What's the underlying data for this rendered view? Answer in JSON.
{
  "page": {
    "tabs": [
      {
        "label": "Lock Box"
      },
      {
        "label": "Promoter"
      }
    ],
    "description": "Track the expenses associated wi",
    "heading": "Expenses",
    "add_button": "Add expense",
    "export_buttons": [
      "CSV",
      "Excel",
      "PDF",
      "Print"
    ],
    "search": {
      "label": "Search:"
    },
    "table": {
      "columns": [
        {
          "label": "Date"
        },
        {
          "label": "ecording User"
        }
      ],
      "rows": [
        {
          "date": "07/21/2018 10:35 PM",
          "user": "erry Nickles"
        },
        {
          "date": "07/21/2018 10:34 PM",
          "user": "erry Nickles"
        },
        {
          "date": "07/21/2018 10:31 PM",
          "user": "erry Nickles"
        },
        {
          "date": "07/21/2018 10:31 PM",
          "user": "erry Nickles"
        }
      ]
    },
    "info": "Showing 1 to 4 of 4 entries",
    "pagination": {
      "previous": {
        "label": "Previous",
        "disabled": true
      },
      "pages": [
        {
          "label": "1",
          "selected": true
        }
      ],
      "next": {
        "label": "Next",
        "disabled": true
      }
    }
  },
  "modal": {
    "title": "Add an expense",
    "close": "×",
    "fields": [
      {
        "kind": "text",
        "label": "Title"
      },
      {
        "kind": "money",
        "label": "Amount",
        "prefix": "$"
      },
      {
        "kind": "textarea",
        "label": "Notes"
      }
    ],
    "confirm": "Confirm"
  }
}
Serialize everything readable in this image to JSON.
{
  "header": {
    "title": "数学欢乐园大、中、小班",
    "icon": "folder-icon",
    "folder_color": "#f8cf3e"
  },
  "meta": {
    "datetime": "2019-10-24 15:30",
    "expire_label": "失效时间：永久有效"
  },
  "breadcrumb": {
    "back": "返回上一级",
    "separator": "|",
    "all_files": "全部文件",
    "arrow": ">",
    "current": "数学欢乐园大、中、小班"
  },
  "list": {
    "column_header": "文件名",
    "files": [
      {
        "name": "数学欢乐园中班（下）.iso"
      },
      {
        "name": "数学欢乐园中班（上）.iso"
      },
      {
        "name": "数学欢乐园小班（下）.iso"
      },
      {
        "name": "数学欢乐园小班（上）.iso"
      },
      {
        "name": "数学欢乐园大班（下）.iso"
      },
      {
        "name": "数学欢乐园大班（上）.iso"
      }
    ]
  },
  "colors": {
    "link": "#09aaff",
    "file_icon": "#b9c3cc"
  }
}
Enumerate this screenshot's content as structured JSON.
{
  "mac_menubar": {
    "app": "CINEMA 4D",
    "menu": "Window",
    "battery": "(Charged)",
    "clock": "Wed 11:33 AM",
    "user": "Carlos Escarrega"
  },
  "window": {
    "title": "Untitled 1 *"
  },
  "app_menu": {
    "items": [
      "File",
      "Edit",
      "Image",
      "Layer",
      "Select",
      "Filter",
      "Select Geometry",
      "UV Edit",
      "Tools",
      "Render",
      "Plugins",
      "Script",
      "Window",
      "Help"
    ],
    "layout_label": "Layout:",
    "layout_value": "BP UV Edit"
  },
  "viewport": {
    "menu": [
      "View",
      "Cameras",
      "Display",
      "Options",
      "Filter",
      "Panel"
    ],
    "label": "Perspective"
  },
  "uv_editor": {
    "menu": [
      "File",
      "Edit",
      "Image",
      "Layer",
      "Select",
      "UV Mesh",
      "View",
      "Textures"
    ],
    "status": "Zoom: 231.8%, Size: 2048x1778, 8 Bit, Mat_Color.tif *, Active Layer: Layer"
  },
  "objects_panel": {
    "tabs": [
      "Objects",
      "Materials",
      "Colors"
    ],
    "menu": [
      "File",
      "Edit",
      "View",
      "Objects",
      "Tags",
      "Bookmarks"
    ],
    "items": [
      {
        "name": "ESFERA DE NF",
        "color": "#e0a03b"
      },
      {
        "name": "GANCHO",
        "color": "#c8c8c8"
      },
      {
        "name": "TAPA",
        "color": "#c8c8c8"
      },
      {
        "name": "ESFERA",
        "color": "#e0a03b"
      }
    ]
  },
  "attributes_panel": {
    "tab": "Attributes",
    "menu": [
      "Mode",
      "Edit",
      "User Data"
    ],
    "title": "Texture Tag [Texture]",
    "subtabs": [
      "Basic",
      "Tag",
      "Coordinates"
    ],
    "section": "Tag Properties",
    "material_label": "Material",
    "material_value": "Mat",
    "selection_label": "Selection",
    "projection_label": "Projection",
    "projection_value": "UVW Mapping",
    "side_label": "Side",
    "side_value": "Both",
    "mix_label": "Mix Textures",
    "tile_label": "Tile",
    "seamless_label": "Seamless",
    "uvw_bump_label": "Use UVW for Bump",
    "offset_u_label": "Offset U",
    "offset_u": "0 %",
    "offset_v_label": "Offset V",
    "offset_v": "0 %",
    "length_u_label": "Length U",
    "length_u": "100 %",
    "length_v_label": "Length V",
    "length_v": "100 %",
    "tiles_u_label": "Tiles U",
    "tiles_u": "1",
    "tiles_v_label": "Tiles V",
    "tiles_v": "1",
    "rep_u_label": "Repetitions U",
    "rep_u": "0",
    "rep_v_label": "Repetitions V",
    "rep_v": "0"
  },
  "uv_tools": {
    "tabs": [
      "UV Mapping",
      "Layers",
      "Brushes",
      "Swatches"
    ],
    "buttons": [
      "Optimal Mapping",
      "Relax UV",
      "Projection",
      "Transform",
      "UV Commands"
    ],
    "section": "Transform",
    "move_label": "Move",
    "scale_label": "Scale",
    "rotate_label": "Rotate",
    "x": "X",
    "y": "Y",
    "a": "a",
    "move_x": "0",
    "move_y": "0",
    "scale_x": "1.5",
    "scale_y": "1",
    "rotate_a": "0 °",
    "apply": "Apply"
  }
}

=== AIM OF THE EXERCISE ===
Word for word, write out all of the data above.

=== REPLY TO THE EXERCISE ===
What's the underlying data for this rendered view? Answer in JSON.
{
  "page": {
    "tabs": [
      {
        "label": "Lock Box"
      },
      {
        "label": "Promoter"
      }
    ],
    "description": "Track the expenses associated wi",
    "heading": "Expenses",
    "add_button": "Add expense",
    "export_buttons": [
      "CSV",
      "Excel",
      "PDF",
      "Print"
    ],
    "search": {
      "label": "Search:"
    },
    "table": {
      "columns": [
        {
          "label": "Date"
        },
        {
          "label": "ecording User"
        }
      ],
      "rows": [
        {
          "date": "07/21/2018 10:35 PM",
          "user": "erry Nickles"
        },
        {
          "date": "07/21/2018 10:34 PM",
          "user": "erry Nickles"
        },
        {
          "date": "07/21/2018 10:31 PM",
          "user": "erry Nickles"
        },
        {
          "date": "07/21/2018 10:31 PM",
          "user": "erry Nickles"
        }
      ]
    },
    "info": "Showing 1 to 4 of 4 entries",
    "pagination": {
      "previous": {
        "label": "Previous",
        "disabled": true
      },
      "pages": [
        {
          "label": "1",
          "selected": true
        }
      ],
      "next": {
        "label": "Next",
        "disabled": true
      }
    }
  },
  "modal": {
    "title": "Add an expense",
    "close": "×",
    "fields": [
      {
        "kind": "text",
        "label": "Title"
      },
      {
        "kind": "money",
        "label": "Amount",
        "prefix": "$"
      },
      {
        "kind": "textarea",
        "label": "Notes"
      }
    ],
    "confirm": "Confirm"
  }
}
Serialize everything readable in this image to JSON.
{
  "header": {
    "title": "数学欢乐园大、中、小班",
    "icon": "folder-icon",
    "folder_color": "#f8cf3e"
  },
  "meta": {
    "datetime": "2019-10-24 15:30",
    "expire_label": "失效时间：永久有效"
  },
  "breadcrumb": {
    "back": "返回上一级",
    "separator": "|",
    "all_files": "全部文件",
    "arrow": ">",
    "current": "数学欢乐园大、中、小班"
  },
  "list": {
    "column_header": "文件名",
    "files": [
      {
        "name": "数学欢乐园中班（下）.iso"
      },
      {
        "name": "数学欢乐园中班（上）.iso"
      },
      {
        "name": "数学欢乐园小班（下）.iso"
      },
      {
        "name": "数学欢乐园小班（上）.iso"
      },
      {
        "name": "数学欢乐园大班（下）.iso"
      },
      {
        "name": "数学欢乐园大班（上）.iso"
      }
    ]
  },
  "colors": {
    "link": "#09aaff",
    "file_icon": "#b9c3cc"
  }
}
Enumerate this screenshot's content as structured JSON.
{
  "mac_menubar": {
    "app": "CINEMA 4D",
    "menu": "Window",
    "battery": "(Charged)",
    "clock": "Wed 11:33 AM",
    "user": "Carlos Escarrega"
  },
  "window": {
    "title": "Untitled 1 *"
  },
  "app_menu": {
    "items": [
      "File",
      "Edit",
      "Image",
      "Layer",
      "Select",
      "Filter",
      "Select Geometry",
      "UV Edit",
      "Tools",
      "Render",
      "Plugins",
      "Script",
      "Window",
      "Help"
    ],
    "layout_label": "Layout:",
    "layout_value": "BP UV Edit"
  },
  "viewport": {
    "menu": [
      "View",
      "Cameras",
      "Display",
      "Options",
      "Filter",
      "Panel"
    ],
    "label": "Perspective"
  },
  "uv_editor": {
    "menu": [
      "File",
      "Edit",
      "Image",
      "Layer",
      "Select",
      "UV Mesh",
      "View",
      "Textures"
    ],
    "status": "Zoom: 231.8%, Size: 2048x1778, 8 Bit, Mat_Color.tif *, Active Layer: Layer"
  },
  "objects_panel": {
    "tabs": [
      "Objects",
      "Materials",
      "Colors"
    ],
    "menu": [
      "File",
      "Edit",
      "View",
      "Objects",
      "Tags",
      "Bookmarks"
    ],
    "items": [
      {
        "name": "ESFERA DE NF",
        "color": "#e0a03b"
      },
      {
        "name": "GANCHO",
        "color": "#c8c8c8"
      },
      {
        "name": "TAPA",
        "color": "#c8c8c8"
      },
      {
        "name": "ESFERA",
        "color": "#e0a03b"
      }
    ]
  },
  "attributes_panel": {
    "tab": "Attributes",
    "menu": [
      "Mode",
      "Edit",
      "User Data"
    ],
    "title": "Texture Tag [Texture]",
    "subtabs": [
      "Basic",
      "Tag",
      "Coordinates"
    ],
    "section": "Tag Properties",
    "material_label": "Material",
    "material_value": "Mat",
    "selection_label": "Selection",
    "projection_label": "Projection",
    "projection_value": "UVW Mapping",
    "side_label": "Side",
    "side_value": "Both",
    "mix_label": "Mix Textures",
    "tile_label": "Tile",
    "seamless_label": "Seamless",
    "uvw_bump_label": "Use UVW for Bump",
    "offset_u_label": "Offset U",
    "offset_u": "0 %",
    "offset_v_label": "Offset V",
    "offset_v": "0 %",
    "length_u_label": "Length U",
    "length_u": "100 %",
    "length_v_label": "Length V",
    "length_v": "100 %",
    "tiles_u_label": "Tiles U",
    "tiles_u": "1",
    "tiles_v_label": "Tiles V",
    "tiles_v": "1",
    "rep_u_label": "Repetitions U",
    "rep_u": "0",
    "rep_v_label": "Repetitions V",
    "rep_v": "0"
  },
  "uv_tools": {
    "tabs": [
      "UV Mapping",
      "Layers",
      "Brushes",
      "Swatches"
    ],
    "buttons": [
      "Optimal Mapping",
      "Relax UV",
      "Projection",
      "Transform",
      "UV Commands"
    ],
    "section": "Transform",
    "move_label": "Move",
    "scale_label": "Scale",
    "rotate_label": "Rotate",
    "x": "X",
    "y": "Y",
    "a": "a",
    "move_x": "0",
    "move_y": "0",
    "scale_x": "1.5",
    "scale_y": "1",
    "rotate_a": "0 °",
    "apply": "Apply"
  }
}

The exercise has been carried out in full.